» DATA
********************
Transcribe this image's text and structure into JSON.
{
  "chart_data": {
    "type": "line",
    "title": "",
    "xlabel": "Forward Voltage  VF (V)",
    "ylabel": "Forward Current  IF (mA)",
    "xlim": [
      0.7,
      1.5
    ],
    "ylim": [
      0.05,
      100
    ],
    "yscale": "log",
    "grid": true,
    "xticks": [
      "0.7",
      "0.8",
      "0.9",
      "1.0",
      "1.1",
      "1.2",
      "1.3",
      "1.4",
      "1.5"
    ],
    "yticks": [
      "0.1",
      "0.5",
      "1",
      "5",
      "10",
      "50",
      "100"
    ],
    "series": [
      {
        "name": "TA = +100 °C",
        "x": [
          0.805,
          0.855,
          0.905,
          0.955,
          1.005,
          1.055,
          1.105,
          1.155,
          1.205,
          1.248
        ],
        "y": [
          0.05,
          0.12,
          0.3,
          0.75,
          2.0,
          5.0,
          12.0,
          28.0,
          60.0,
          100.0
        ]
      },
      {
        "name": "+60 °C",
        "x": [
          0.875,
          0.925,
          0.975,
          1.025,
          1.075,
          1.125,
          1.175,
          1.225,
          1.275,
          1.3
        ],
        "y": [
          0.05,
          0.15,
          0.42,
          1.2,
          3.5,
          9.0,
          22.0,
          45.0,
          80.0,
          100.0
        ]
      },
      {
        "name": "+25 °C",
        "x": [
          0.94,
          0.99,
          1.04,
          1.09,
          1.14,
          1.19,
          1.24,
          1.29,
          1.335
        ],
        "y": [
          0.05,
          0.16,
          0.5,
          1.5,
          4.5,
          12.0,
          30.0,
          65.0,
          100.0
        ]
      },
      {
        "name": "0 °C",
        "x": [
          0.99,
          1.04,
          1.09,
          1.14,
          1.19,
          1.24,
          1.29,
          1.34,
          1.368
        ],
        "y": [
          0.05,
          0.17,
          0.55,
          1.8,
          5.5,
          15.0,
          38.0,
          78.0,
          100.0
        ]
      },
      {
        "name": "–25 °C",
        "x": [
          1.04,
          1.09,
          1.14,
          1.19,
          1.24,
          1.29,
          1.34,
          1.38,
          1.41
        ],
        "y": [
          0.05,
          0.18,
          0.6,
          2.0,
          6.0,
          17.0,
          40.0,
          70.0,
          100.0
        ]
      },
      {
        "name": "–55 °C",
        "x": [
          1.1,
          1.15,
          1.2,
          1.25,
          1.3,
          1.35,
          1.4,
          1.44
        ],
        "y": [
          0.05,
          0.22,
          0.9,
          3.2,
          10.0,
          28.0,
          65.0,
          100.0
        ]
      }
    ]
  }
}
********************
» GIVEN EXERCISE
Show the lines of the material that contain the word "Forward".

» OUTPUT FOR THIS TASK
    "xlabel": "Forward Voltage  VF (V)",
    "ylabel": "Forward Current  IF (mA)",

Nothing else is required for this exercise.